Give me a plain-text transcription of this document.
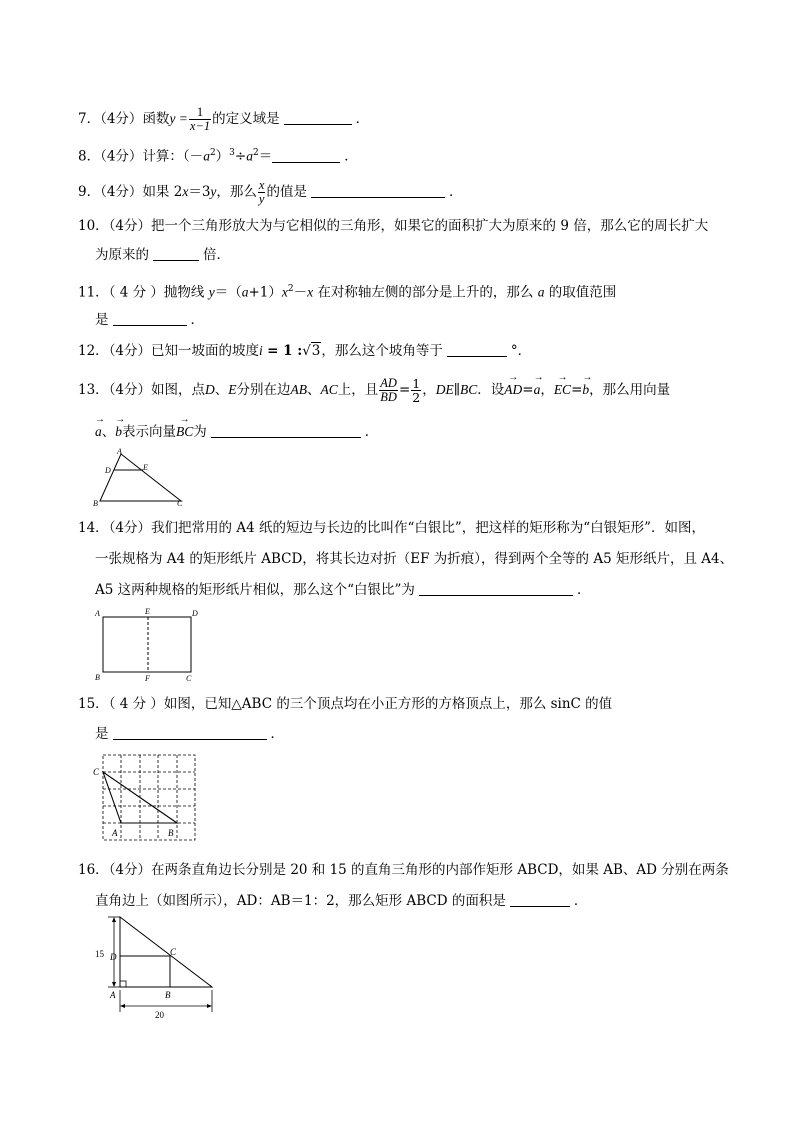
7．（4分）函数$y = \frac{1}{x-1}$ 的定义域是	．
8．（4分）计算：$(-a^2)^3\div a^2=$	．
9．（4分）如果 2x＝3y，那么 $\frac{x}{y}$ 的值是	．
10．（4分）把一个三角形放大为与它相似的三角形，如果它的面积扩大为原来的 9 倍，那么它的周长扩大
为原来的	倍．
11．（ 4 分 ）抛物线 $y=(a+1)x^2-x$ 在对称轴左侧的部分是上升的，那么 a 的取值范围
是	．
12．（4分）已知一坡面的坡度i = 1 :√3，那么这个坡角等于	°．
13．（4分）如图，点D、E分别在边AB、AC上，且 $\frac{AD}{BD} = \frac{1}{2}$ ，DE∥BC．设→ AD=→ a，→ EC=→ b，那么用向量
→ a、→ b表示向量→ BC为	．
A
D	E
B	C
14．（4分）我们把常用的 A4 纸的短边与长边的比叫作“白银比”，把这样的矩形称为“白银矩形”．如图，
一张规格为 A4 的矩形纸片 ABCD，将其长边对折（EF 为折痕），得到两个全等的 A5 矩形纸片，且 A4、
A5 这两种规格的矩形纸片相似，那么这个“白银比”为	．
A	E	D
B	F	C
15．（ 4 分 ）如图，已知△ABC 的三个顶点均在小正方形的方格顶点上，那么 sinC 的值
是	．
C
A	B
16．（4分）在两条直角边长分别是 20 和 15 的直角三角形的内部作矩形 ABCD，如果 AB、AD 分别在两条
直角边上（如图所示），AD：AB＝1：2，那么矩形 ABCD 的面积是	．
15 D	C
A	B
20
::::
## WHAT THE EXERCISE ASKS
Skip every picture and transcribe the data above exactly.

## ANSWER TO THIS PROBLEM
Give me a plain-text transcription of this document.
7．（4分）函数$y = \frac{1}{x-1}$ 的定义域是	．
8．（4分）计算：$(-a^2)^3\div a^2=$	．
9．（4分）如果 2x＝3y，那么 $\frac{x}{y}$ 的值是	．
10．（4分）把一个三角形放大为与它相似的三角形，如果它的面积扩大为原来的 9 倍，那么它的周长扩大
为原来的	倍．
11．（ 4 分 ）抛物线 $y=(a+1)x^2-x$ 在对称轴左侧的部分是上升的，那么 a 的取值范围
是	．
12．（4分）已知一坡面的坡度i = 1 :√3，那么这个坡角等于	°．
13．（4分）如图，点D、E分别在边AB、AC上，且 $\frac{AD}{BD} = \frac{1}{2}$ ，DE∥BC．设→ AD=→ a，→ EC=→ b，那么用向量
→ a、→ b表示向量→ BC为	．
A
D	E
B	C
14．（4分）我们把常用的 A4 纸的短边与长边的比叫作“白银比”，把这样的矩形称为“白银矩形”．如图，
一张规格为 A4 的矩形纸片 ABCD，将其长边对折（EF 为折痕），得到两个全等的 A5 矩形纸片，且 A4、
A5 这两种规格的矩形纸片相似，那么这个“白银比”为	．
A	E	D
B	F	C
15．（ 4 分 ）如图，已知△ABC 的三个顶点均在小正方形的方格顶点上，那么 sinC 的值
是	．
C
A	B
16．（4分）在两条直角边长分别是 20 和 15 的直角三角形的内部作矩形 ABCD，如果 AB、AD 分别在两条
直角边上（如图所示），AD：AB＝1：2，那么矩形 ABCD 的面积是	．
15 D	C
A	B
20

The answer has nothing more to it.